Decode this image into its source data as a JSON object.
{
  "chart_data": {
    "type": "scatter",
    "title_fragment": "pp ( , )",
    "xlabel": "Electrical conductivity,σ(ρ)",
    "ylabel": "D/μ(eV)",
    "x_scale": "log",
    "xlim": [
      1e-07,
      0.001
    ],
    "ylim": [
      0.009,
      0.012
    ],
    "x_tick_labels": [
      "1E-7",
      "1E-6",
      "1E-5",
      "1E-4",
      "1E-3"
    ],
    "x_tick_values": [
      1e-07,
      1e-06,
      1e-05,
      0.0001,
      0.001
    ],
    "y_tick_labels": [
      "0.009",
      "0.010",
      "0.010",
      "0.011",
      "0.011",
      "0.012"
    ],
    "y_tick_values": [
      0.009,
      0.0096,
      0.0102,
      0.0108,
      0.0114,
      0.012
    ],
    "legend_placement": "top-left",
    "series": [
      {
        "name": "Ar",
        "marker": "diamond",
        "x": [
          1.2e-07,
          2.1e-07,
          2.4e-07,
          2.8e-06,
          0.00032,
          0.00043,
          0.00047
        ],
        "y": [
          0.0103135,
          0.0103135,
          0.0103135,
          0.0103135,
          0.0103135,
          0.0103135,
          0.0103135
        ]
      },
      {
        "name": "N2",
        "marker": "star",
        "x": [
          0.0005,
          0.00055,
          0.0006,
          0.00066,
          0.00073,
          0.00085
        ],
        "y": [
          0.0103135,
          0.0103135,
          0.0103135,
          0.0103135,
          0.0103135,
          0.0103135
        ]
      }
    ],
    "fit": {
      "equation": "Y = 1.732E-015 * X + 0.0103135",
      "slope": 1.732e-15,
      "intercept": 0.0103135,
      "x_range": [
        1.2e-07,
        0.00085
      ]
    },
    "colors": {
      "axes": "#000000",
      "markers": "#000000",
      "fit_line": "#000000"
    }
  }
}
§ §
WHAT THE EXERCISE ASKS ->
Your task is to repeat the data exactly; please include every line.

RESPONSE BELOW ->
Decode this image into its source data as a JSON object.
{
  "chart_data": {
    "type": "scatter",
    "title_fragment": "pp ( , )",
    "xlabel": "Electrical conductivity,σ(ρ)",
    "ylabel": "D/μ(eV)",
    "x_scale": "log",
    "xlim": [
      1e-07,
      0.001
    ],
    "ylim": [
      0.009,
      0.012
    ],
    "x_tick_labels": [
      "1E-7",
      "1E-6",
      "1E-5",
      "1E-4",
      "1E-3"
    ],
    "x_tick_values": [
      1e-07,
      1e-06,
      1e-05,
      0.0001,
      0.001
    ],
    "y_tick_labels": [
      "0.009",
      "0.010",
      "0.010",
      "0.011",
      "0.011",
      "0.012"
    ],
    "y_tick_values": [
      0.009,
      0.0096,
      0.0102,
      0.0108,
      0.0114,
      0.012
    ],
    "legend_placement": "top-left",
    "series": [
      {
        "name": "Ar",
        "marker": "diamond",
        "x": [
          1.2e-07,
          2.1e-07,
          2.4e-07,
          2.8e-06,
          0.00032,
          0.00043,
          0.00047
        ],
        "y": [
          0.0103135,
          0.0103135,
          0.0103135,
          0.0103135,
          0.0103135,
          0.0103135,
          0.0103135
        ]
      },
      {
        "name": "N2",
        "marker": "star",
        "x": [
          0.0005,
          0.00055,
          0.0006,
          0.00066,
          0.00073,
          0.00085
        ],
        "y": [
          0.0103135,
          0.0103135,
          0.0103135,
          0.0103135,
          0.0103135,
          0.0103135
        ]
      }
    ],
    "fit": {
      "equation": "Y = 1.732E-015 * X + 0.0103135",
      "slope": 1.732e-15,
      "intercept": 0.0103135,
      "x_range": [
        1.2e-07,
        0.00085
      ]
    },
    "colors": {
      "axes": "#000000",
      "markers": "#000000",
      "fit_line": "#000000"
    }
  }
}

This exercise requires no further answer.